Make an exact copy of the records, with the pictures left out.

((

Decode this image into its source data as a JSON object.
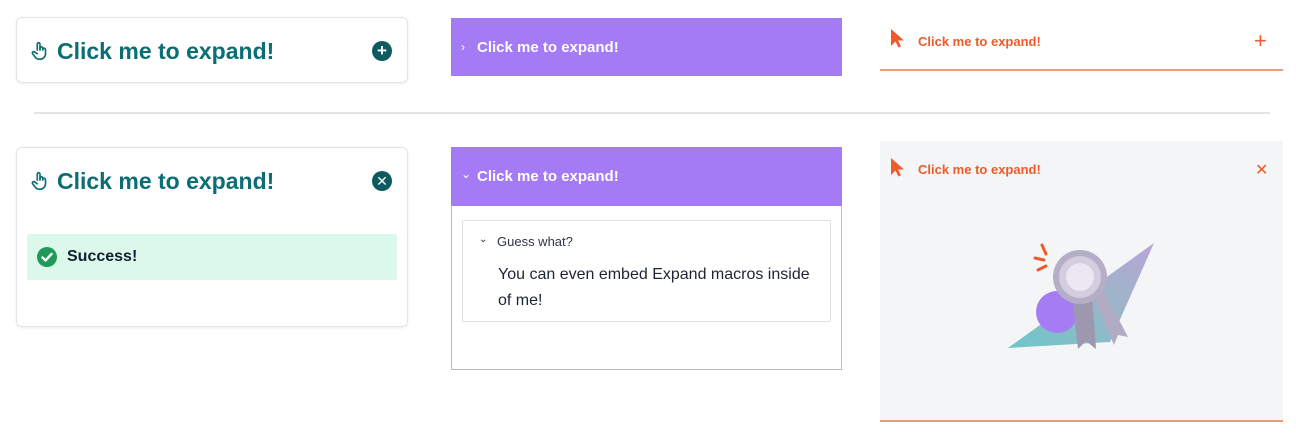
{
  "expanders": {
    "teal_collapsed": {
      "title": "Click me to expand!",
      "toggle_icon": "plus-circle-icon"
    },
    "purple_collapsed": {
      "title": "Click me to expand!",
      "chevron": "›"
    },
    "orange_collapsed": {
      "title": "Click me to expand!",
      "toggle_glyph": "+"
    },
    "teal_expanded": {
      "title": "Click me to expand!",
      "toggle_icon": "close-circle-icon",
      "success_label": "Success!"
    },
    "purple_expanded": {
      "title": "Click me to expand!",
      "chevron": "⌄",
      "nested": {
        "title": "Guess what?",
        "chevron": "⌄",
        "body": "You can even embed Expand macros inside of me!"
      }
    },
    "orange_expanded": {
      "title": "Click me to expand!",
      "toggle_glyph": "✕",
      "illustration": "award-ribbon-illustration"
    }
  },
  "colors": {
    "teal": "#0b6e74",
    "purple": "#a47af5",
    "orange": "#ee5b2a",
    "success_bg": "#dcf8ea",
    "success_icon": "#1f9a57"
  }
}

))

**EXERCISE OUTPUT:**
Decode this image into its source data as a JSON object.
{
  "expanders": {
    "teal_collapsed": {
      "title": "Click me to expand!",
      "toggle_icon": "plus-circle-icon"
    },
    "purple_collapsed": {
      "title": "Click me to expand!",
      "chevron": "›"
    },
    "orange_collapsed": {
      "title": "Click me to expand!",
      "toggle_glyph": "+"
    },
    "teal_expanded": {
      "title": "Click me to expand!",
      "toggle_icon": "close-circle-icon",
      "success_label": "Success!"
    },
    "purple_expanded": {
      "title": "Click me to expand!",
      "chevron": "⌄",
      "nested": {
        "title": "Guess what?",
        "chevron": "⌄",
        "body": "You can even embed Expand macros inside of me!"
      }
    },
    "orange_expanded": {
      "title": "Click me to expand!",
      "toggle_glyph": "✕",
      "illustration": "award-ribbon-illustration"
    }
  },
  "colors": {
    "teal": "#0b6e74",
    "purple": "#a47af5",
    "orange": "#ee5b2a",
    "success_bg": "#dcf8ea",
    "success_icon": "#1f9a57"
  }
}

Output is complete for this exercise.